## What to do
Copy the lines holding the word "JSON", all of them.

## Supplied data

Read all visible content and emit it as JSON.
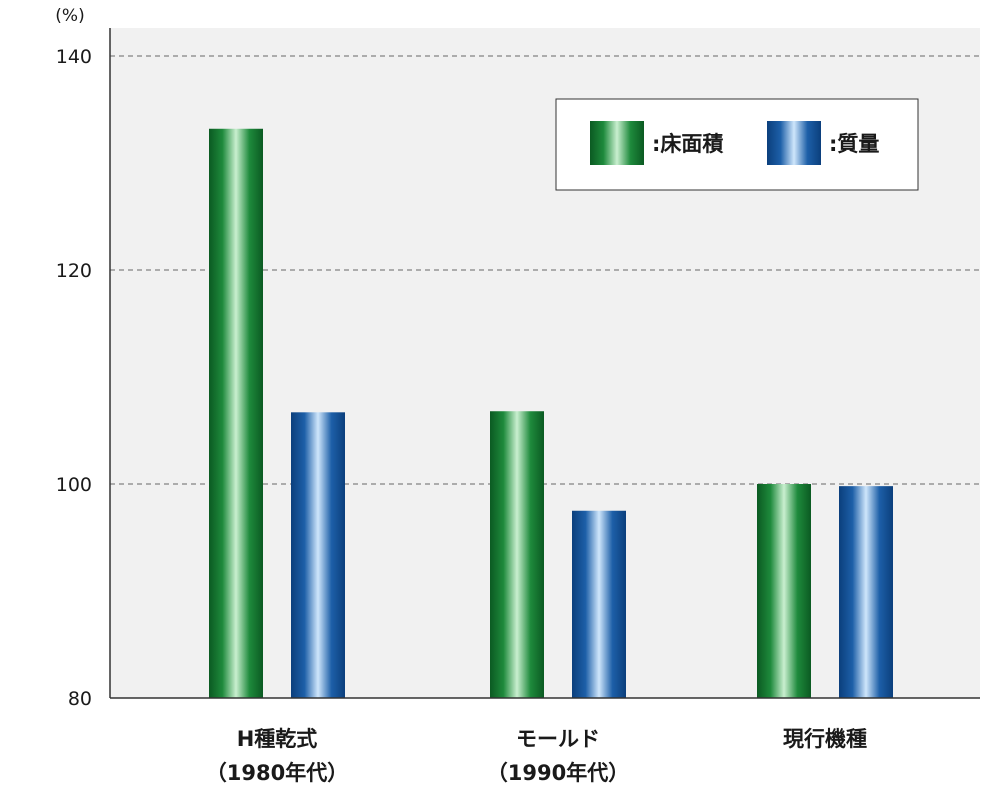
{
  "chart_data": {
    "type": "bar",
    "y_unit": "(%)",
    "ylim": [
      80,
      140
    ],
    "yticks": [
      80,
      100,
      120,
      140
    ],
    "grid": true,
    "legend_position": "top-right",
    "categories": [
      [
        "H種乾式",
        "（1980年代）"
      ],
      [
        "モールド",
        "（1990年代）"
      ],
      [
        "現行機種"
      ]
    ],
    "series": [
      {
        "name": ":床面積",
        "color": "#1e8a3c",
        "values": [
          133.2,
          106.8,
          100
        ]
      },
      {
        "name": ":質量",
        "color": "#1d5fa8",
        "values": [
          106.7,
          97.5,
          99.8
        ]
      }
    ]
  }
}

* * *

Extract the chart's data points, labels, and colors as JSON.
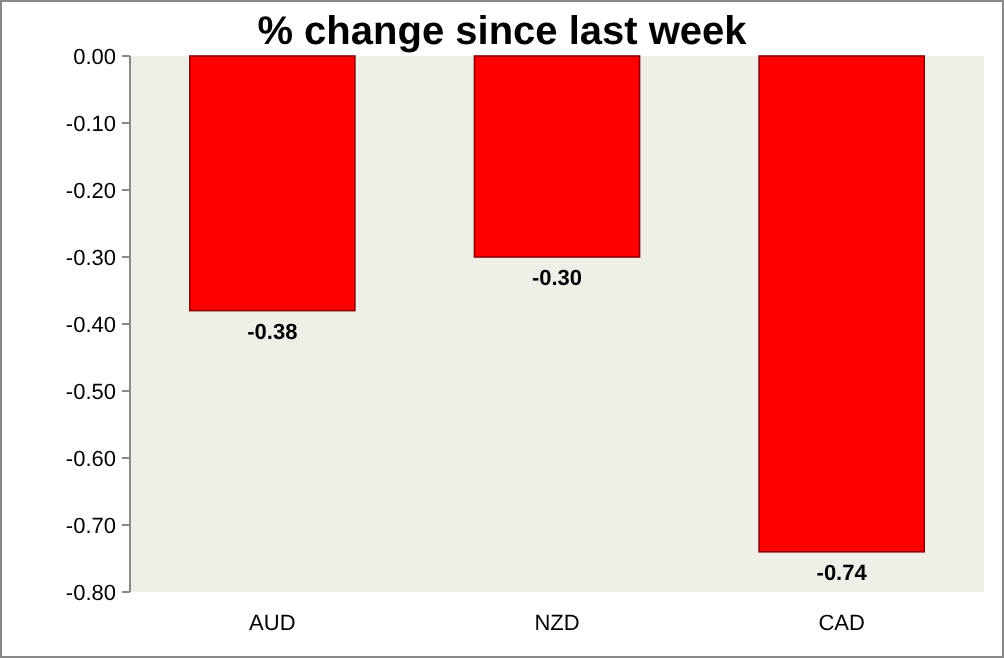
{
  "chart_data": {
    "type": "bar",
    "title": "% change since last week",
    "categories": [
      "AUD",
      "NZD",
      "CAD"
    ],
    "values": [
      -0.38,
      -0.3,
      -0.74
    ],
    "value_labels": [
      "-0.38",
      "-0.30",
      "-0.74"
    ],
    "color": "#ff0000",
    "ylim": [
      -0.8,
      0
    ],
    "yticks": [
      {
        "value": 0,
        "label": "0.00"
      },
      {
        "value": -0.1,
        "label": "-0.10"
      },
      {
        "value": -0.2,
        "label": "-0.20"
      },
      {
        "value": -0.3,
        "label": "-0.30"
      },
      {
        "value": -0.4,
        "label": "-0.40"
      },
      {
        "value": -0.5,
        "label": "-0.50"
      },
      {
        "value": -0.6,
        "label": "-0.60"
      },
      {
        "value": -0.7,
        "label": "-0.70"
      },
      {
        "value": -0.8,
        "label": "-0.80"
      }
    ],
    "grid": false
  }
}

## Written reply
Read all visible content and emit it as JSON.
Extract the chart's data points, labels, and colors as JSON.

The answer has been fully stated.